# DATA IN THIS EXERCISE:
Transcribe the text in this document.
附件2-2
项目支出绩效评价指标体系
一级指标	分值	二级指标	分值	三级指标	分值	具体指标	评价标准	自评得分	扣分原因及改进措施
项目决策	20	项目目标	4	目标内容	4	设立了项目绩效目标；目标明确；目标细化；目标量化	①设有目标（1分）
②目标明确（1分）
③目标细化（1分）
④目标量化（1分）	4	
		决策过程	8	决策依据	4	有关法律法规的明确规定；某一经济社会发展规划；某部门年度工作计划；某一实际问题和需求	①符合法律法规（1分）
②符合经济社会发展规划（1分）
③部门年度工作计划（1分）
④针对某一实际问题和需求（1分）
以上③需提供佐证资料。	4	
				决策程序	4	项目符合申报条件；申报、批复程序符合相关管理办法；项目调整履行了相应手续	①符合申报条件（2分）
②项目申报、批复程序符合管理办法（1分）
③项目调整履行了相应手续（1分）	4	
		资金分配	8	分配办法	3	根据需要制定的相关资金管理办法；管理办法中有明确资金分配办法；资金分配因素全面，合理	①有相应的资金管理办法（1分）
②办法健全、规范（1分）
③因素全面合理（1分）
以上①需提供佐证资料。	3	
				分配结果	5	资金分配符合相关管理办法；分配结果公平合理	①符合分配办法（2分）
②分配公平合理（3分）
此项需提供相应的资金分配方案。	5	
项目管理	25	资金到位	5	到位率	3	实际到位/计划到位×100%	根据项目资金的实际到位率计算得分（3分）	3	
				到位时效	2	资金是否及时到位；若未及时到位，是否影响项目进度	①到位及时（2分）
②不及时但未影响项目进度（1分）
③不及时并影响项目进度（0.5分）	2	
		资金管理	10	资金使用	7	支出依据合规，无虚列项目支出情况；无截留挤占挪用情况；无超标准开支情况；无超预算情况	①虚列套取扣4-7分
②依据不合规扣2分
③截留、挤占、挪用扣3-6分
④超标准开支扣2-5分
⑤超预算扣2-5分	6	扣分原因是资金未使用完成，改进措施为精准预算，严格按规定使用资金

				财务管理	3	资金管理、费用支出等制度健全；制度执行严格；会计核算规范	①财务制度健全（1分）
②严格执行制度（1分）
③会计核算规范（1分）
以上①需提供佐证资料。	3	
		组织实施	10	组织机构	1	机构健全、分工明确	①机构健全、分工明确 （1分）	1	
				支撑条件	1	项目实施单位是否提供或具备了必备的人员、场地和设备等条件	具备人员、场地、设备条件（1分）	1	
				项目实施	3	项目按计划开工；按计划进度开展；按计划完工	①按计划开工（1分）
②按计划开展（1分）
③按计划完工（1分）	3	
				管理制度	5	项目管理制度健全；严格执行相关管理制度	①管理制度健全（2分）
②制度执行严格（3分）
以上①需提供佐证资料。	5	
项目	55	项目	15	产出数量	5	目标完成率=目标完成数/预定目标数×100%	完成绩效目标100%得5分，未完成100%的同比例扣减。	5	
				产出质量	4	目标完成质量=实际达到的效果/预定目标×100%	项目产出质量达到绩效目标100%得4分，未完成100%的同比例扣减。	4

# GIVEN TASK:
Copy out each record, keeping every word as it is.

# SOLUTION BELOW:
Transcribe the text in this document.
附件2-2
项目支出绩效评价指标体系
一级指标	分值	二级指标	分值	三级指标	分值	具体指标	评价标准	自评得分	扣分原因及改进措施
项目决策	20	项目目标	4	目标内容	4	设立了项目绩效目标；目标明确；目标细化；目标量化	①设有目标（1分）
②目标明确（1分）
③目标细化（1分）
④目标量化（1分）	4	
		决策过程	8	决策依据	4	有关法律法规的明确规定；某一经济社会发展规划；某部门年度工作计划；某一实际问题和需求	①符合法律法规（1分）
②符合经济社会发展规划（1分）
③部门年度工作计划（1分）
④针对某一实际问题和需求（1分）
以上③需提供佐证资料。	4	
				决策程序	4	项目符合申报条件；申报、批复程序符合相关管理办法；项目调整履行了相应手续	①符合申报条件（2分）
②项目申报、批复程序符合管理办法（1分）
③项目调整履行了相应手续（1分）	4	
		资金分配	8	分配办法	3	根据需要制定的相关资金管理办法；管理办法中有明确资金分配办法；资金分配因素全面，合理	①有相应的资金管理办法（1分）
②办法健全、规范（1分）
③因素全面合理（1分）
以上①需提供佐证资料。	3	
				分配结果	5	资金分配符合相关管理办法；分配结果公平合理	①符合分配办法（2分）
②分配公平合理（3分）
此项需提供相应的资金分配方案。	5	
项目管理	25	资金到位	5	到位率	3	实际到位/计划到位×100%	根据项目资金的实际到位率计算得分（3分）	3	
				到位时效	2	资金是否及时到位；若未及时到位，是否影响项目进度	①到位及时（2分）
②不及时但未影响项目进度（1分）
③不及时并影响项目进度（0.5分）	2	
		资金管理	10	资金使用	7	支出依据合规，无虚列项目支出情况；无截留挤占挪用情况；无超标准开支情况；无超预算情况	①虚列套取扣4-7分
②依据不合规扣2分
③截留、挤占、挪用扣3-6分
④超标准开支扣2-5分
⑤超预算扣2-5分	6	扣分原因是资金未使用完成，改进措施为精准预算，严格按规定使用资金

				财务管理	3	资金管理、费用支出等制度健全；制度执行严格；会计核算规范	①财务制度健全（1分）
②严格执行制度（1分）
③会计核算规范（1分）
以上①需提供佐证资料。	3	
		组织实施	10	组织机构	1	机构健全、分工明确	①机构健全、分工明确 （1分）	1	
				支撑条件	1	项目实施单位是否提供或具备了必备的人员、场地和设备等条件	具备人员、场地、设备条件（1分）	1	
				项目实施	3	项目按计划开工；按计划进度开展；按计划完工	①按计划开工（1分）
②按计划开展（1分）
③按计划完工（1分）	3	
				管理制度	5	项目管理制度健全；严格执行相关管理制度	①管理制度健全（2分）
②制度执行严格（3分）
以上①需提供佐证资料。	5	
项目	55	项目	15	产出数量	5	目标完成率=目标完成数/预定目标数×100%	完成绩效目标100%得5分，未完成100%的同比例扣减。	5	
				产出质量	4	目标完成质量=实际达到的效果/预定目标×100%	项目产出质量达到绩效目标100%得4分，未完成100%的同比例扣减。	4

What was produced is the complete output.